■ **Information provided**
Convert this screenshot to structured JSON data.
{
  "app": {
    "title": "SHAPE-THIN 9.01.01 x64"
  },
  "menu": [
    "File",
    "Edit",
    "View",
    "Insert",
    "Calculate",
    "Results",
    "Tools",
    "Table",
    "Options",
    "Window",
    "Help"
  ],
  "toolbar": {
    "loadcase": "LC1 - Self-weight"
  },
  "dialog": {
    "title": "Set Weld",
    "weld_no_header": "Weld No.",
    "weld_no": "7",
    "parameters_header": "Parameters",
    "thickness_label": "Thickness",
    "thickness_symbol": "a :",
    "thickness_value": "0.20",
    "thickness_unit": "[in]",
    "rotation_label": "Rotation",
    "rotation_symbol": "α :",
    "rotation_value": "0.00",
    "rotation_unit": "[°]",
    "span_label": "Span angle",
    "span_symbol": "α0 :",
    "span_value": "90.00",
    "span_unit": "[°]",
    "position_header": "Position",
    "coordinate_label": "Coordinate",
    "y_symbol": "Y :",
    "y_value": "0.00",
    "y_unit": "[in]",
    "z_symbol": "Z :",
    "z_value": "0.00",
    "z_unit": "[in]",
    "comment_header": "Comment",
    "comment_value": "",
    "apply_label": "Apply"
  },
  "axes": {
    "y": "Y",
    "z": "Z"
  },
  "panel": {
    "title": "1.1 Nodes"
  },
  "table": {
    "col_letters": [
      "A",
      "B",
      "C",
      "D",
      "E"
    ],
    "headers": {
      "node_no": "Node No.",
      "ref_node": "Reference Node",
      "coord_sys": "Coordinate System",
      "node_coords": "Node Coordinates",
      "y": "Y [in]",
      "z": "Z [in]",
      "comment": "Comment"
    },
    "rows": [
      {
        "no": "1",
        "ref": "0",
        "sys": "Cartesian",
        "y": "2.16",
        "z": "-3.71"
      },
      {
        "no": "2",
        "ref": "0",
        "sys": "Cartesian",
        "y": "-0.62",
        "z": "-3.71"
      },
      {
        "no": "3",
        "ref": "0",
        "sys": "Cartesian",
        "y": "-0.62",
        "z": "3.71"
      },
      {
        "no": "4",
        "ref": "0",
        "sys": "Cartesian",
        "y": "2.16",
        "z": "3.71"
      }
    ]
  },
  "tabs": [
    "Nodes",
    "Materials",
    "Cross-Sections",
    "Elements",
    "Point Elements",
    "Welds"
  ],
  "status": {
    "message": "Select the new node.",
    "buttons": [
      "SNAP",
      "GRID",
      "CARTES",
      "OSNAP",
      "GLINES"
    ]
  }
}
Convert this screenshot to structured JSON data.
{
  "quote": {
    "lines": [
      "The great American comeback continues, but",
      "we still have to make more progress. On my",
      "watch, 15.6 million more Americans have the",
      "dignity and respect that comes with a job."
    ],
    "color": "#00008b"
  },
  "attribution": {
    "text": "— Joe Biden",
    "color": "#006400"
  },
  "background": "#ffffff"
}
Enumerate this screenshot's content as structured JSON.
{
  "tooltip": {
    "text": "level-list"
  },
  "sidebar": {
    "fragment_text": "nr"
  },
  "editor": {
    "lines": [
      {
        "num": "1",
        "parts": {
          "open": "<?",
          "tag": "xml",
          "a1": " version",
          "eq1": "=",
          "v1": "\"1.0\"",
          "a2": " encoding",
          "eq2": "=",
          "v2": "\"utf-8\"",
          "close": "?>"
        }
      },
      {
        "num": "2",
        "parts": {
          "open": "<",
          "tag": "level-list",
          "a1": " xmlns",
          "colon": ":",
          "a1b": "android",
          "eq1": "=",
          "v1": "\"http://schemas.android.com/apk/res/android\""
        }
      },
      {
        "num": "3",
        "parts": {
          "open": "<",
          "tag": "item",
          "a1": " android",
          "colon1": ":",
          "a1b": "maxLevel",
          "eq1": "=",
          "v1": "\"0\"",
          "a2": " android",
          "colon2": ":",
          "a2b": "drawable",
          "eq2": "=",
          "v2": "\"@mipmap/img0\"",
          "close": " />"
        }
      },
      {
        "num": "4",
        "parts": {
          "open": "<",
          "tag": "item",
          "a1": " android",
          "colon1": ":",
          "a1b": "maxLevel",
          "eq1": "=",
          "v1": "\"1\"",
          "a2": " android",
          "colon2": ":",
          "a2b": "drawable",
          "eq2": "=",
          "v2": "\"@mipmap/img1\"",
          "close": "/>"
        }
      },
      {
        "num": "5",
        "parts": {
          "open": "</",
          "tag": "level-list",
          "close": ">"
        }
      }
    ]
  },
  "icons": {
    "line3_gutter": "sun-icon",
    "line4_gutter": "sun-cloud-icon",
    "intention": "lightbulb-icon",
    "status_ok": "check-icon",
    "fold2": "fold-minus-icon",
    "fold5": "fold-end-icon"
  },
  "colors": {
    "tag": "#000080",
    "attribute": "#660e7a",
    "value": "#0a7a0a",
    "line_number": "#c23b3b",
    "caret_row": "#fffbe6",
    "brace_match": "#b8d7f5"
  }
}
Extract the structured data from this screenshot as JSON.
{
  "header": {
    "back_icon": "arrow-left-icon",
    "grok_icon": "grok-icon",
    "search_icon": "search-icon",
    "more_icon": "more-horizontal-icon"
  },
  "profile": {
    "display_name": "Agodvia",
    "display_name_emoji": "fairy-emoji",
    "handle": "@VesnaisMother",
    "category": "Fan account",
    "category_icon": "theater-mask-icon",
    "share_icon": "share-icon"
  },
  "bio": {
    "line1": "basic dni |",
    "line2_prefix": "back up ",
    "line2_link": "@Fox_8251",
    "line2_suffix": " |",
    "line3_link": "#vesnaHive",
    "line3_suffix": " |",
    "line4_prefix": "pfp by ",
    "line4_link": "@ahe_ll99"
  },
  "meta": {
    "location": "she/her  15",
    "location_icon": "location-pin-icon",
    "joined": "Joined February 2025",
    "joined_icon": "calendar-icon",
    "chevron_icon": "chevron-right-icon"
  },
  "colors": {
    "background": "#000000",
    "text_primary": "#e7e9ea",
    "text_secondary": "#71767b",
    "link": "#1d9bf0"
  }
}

■ **Task prompt**
Please quote the records above exactly, without skipping a line.

■ **Exercise answer**
Convert this screenshot to structured JSON data.
{
  "app": {
    "title": "SHAPE-THIN 9.01.01 x64"
  },
  "menu": [
    "File",
    "Edit",
    "View",
    "Insert",
    "Calculate",
    "Results",
    "Tools",
    "Table",
    "Options",
    "Window",
    "Help"
  ],
  "toolbar": {
    "loadcase": "LC1 - Self-weight"
  },
  "dialog": {
    "title": "Set Weld",
    "weld_no_header": "Weld No.",
    "weld_no": "7",
    "parameters_header": "Parameters",
    "thickness_label": "Thickness",
    "thickness_symbol": "a :",
    "thickness_value": "0.20",
    "thickness_unit": "[in]",
    "rotation_label": "Rotation",
    "rotation_symbol": "α :",
    "rotation_value": "0.00",
    "rotation_unit": "[°]",
    "span_label": "Span angle",
    "span_symbol": "α0 :",
    "span_value": "90.00",
    "span_unit": "[°]",
    "position_header": "Position",
    "coordinate_label": "Coordinate",
    "y_symbol": "Y :",
    "y_value": "0.00",
    "y_unit": "[in]",
    "z_symbol": "Z :",
    "z_value": "0.00",
    "z_unit": "[in]",
    "comment_header": "Comment",
    "comment_value": "",
    "apply_label": "Apply"
  },
  "axes": {
    "y": "Y",
    "z": "Z"
  },
  "panel": {
    "title": "1.1 Nodes"
  },
  "table": {
    "col_letters": [
      "A",
      "B",
      "C",
      "D",
      "E"
    ],
    "headers": {
      "node_no": "Node No.",
      "ref_node": "Reference Node",
      "coord_sys": "Coordinate System",
      "node_coords": "Node Coordinates",
      "y": "Y [in]",
      "z": "Z [in]",
      "comment": "Comment"
    },
    "rows": [
      {
        "no": "1",
        "ref": "0",
        "sys": "Cartesian",
        "y": "2.16",
        "z": "-3.71"
      },
      {
        "no": "2",
        "ref": "0",
        "sys": "Cartesian",
        "y": "-0.62",
        "z": "-3.71"
      },
      {
        "no": "3",
        "ref": "0",
        "sys": "Cartesian",
        "y": "-0.62",
        "z": "3.71"
      },
      {
        "no": "4",
        "ref": "0",
        "sys": "Cartesian",
        "y": "2.16",
        "z": "3.71"
      }
    ]
  },
  "tabs": [
    "Nodes",
    "Materials",
    "Cross-Sections",
    "Elements",
    "Point Elements",
    "Welds"
  ],
  "status": {
    "message": "Select the new node.",
    "buttons": [
      "SNAP",
      "GRID",
      "CARTES",
      "OSNAP",
      "GLINES"
    ]
  }
}
Convert this screenshot to structured JSON data.
{
  "quote": {
    "lines": [
      "The great American comeback continues, but",
      "we still have to make more progress. On my",
      "watch, 15.6 million more Americans have the",
      "dignity and respect that comes with a job."
    ],
    "color": "#00008b"
  },
  "attribution": {
    "text": "— Joe Biden",
    "color": "#006400"
  },
  "background": "#ffffff"
}
Enumerate this screenshot's content as structured JSON.
{
  "tooltip": {
    "text": "level-list"
  },
  "sidebar": {
    "fragment_text": "nr"
  },
  "editor": {
    "lines": [
      {
        "num": "1",
        "parts": {
          "open": "<?",
          "tag": "xml",
          "a1": " version",
          "eq1": "=",
          "v1": "\"1.0\"",
          "a2": " encoding",
          "eq2": "=",
          "v2": "\"utf-8\"",
          "close": "?>"
        }
      },
      {
        "num": "2",
        "parts": {
          "open": "<",
          "tag": "level-list",
          "a1": " xmlns",
          "colon": ":",
          "a1b": "android",
          "eq1": "=",
          "v1": "\"http://schemas.android.com/apk/res/android\""
        }
      },
      {
        "num": "3",
        "parts": {
          "open": "<",
          "tag": "item",
          "a1": " android",
          "colon1": ":",
          "a1b": "maxLevel",
          "eq1": "=",
          "v1": "\"0\"",
          "a2": " android",
          "colon2": ":",
          "a2b": "drawable",
          "eq2": "=",
          "v2": "\"@mipmap/img0\"",
          "close": " />"
        }
      },
      {
        "num": "4",
        "parts": {
          "open": "<",
          "tag": "item",
          "a1": " android",
          "colon1": ":",
          "a1b": "maxLevel",
          "eq1": "=",
          "v1": "\"1\"",
          "a2": " android",
          "colon2": ":",
          "a2b": "drawable",
          "eq2": "=",
          "v2": "\"@mipmap/img1\"",
          "close": "/>"
        }
      },
      {
        "num": "5",
        "parts": {
          "open": "</",
          "tag": "level-list",
          "close": ">"
        }
      }
    ]
  },
  "icons": {
    "line3_gutter": "sun-icon",
    "line4_gutter": "sun-cloud-icon",
    "intention": "lightbulb-icon",
    "status_ok": "check-icon",
    "fold2": "fold-minus-icon",
    "fold5": "fold-end-icon"
  },
  "colors": {
    "tag": "#000080",
    "attribute": "#660e7a",
    "value": "#0a7a0a",
    "line_number": "#c23b3b",
    "caret_row": "#fffbe6",
    "brace_match": "#b8d7f5"
  }
}
Extract the structured data from this screenshot as JSON.
{
  "header": {
    "back_icon": "arrow-left-icon",
    "grok_icon": "grok-icon",
    "search_icon": "search-icon",
    "more_icon": "more-horizontal-icon"
  },
  "profile": {
    "display_name": "Agodvia",
    "display_name_emoji": "fairy-emoji",
    "handle": "@VesnaisMother",
    "category": "Fan account",
    "category_icon": "theater-mask-icon",
    "share_icon": "share-icon"
  },
  "bio": {
    "line1": "basic dni |",
    "line2_prefix": "back up ",
    "line2_link": "@Fox_8251",
    "line2_suffix": " |",
    "line3_link": "#vesnaHive",
    "line3_suffix": " |",
    "line4_prefix": "pfp by ",
    "line4_link": "@ahe_ll99"
  },
  "meta": {
    "location": "she/her  15",
    "location_icon": "location-pin-icon",
    "joined": "Joined February 2025",
    "joined_icon": "calendar-icon",
    "chevron_icon": "chevron-right-icon"
  },
  "colors": {
    "background": "#000000",
    "text_primary": "#e7e9ea",
    "text_secondary": "#71767b",
    "link": "#1d9bf0"
  }
}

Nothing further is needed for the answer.